TASK REQUIREMENTS:
Go through the entries below and pick out every line with "text".

DATASET ROWS:
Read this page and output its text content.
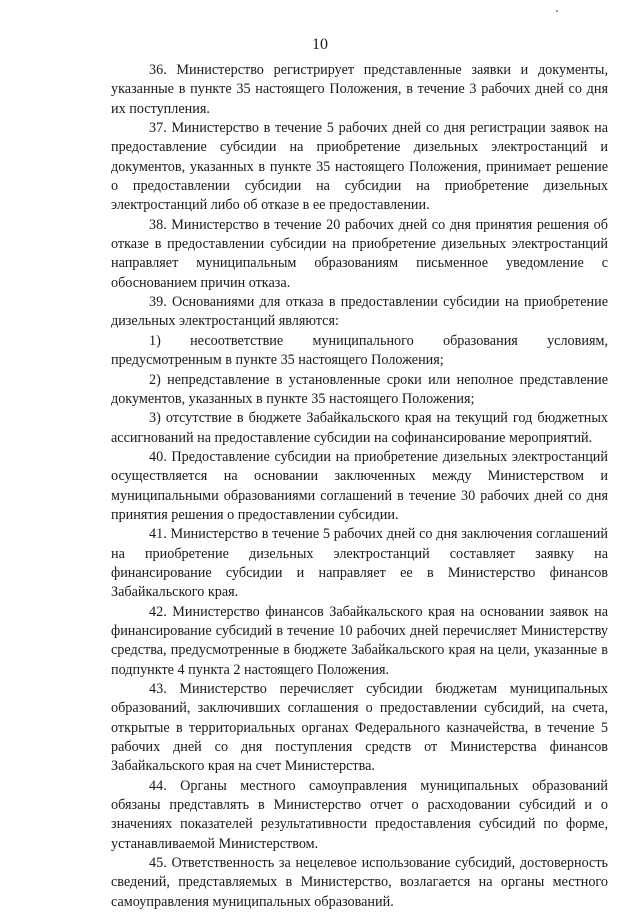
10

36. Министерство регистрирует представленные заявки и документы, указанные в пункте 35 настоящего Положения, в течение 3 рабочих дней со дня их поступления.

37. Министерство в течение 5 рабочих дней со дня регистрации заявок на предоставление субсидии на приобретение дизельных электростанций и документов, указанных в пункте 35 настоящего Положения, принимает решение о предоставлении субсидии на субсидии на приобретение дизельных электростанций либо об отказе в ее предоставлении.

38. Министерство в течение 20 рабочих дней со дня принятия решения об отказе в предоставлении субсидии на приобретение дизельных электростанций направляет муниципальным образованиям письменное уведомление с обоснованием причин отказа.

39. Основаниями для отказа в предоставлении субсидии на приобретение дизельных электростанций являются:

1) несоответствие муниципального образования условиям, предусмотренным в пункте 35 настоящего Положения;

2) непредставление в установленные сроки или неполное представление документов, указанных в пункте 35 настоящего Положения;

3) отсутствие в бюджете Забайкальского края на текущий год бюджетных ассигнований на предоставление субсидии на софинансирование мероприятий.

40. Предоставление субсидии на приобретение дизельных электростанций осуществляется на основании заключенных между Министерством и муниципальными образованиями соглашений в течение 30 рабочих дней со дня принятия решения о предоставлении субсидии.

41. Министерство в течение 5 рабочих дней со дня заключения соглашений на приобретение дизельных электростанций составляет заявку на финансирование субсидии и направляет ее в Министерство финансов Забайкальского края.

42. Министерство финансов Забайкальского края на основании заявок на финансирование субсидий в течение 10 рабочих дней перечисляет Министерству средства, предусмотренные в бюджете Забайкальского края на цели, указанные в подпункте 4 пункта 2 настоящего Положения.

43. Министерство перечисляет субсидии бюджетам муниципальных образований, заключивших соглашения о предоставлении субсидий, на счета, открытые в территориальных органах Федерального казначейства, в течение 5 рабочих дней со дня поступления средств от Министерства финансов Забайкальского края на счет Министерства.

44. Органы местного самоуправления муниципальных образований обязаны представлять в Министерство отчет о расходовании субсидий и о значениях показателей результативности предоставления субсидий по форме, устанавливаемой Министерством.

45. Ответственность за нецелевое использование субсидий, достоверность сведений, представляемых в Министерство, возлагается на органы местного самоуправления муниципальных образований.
...
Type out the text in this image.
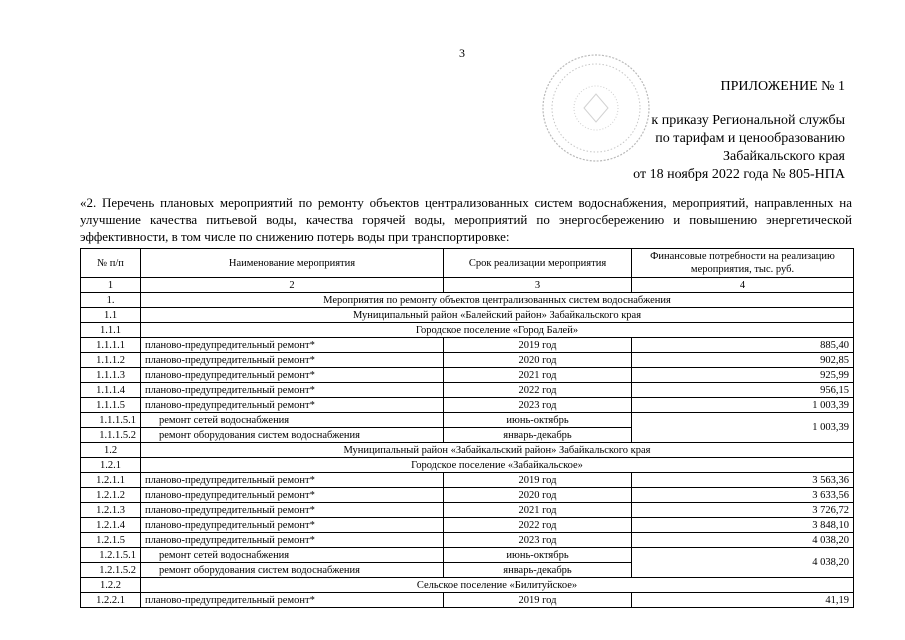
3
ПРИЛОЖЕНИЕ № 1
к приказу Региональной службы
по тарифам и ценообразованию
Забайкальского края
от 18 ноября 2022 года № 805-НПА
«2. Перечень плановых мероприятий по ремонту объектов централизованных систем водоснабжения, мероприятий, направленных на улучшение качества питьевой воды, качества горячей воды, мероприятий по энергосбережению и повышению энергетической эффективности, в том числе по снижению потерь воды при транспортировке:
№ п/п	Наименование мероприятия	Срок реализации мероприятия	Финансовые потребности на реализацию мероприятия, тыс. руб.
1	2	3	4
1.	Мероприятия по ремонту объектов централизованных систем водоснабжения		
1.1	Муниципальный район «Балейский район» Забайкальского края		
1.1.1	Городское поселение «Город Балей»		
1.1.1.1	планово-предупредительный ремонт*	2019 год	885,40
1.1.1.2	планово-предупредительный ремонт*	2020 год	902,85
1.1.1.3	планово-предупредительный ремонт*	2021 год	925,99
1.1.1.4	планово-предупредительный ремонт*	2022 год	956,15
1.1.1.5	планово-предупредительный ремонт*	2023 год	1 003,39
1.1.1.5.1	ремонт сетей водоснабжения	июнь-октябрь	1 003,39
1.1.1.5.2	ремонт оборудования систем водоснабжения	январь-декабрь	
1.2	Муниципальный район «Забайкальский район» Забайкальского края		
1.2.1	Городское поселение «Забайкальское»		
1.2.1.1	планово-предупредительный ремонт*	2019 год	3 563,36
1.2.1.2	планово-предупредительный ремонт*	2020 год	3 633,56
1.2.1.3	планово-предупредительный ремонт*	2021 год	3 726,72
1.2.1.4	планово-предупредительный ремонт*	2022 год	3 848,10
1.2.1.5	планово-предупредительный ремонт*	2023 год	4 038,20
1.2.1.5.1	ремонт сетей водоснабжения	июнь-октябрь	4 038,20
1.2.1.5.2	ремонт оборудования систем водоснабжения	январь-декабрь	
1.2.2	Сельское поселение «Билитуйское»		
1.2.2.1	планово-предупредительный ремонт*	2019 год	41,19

RESPONSE:
Read this page and output its text content.
Type out the text in this image.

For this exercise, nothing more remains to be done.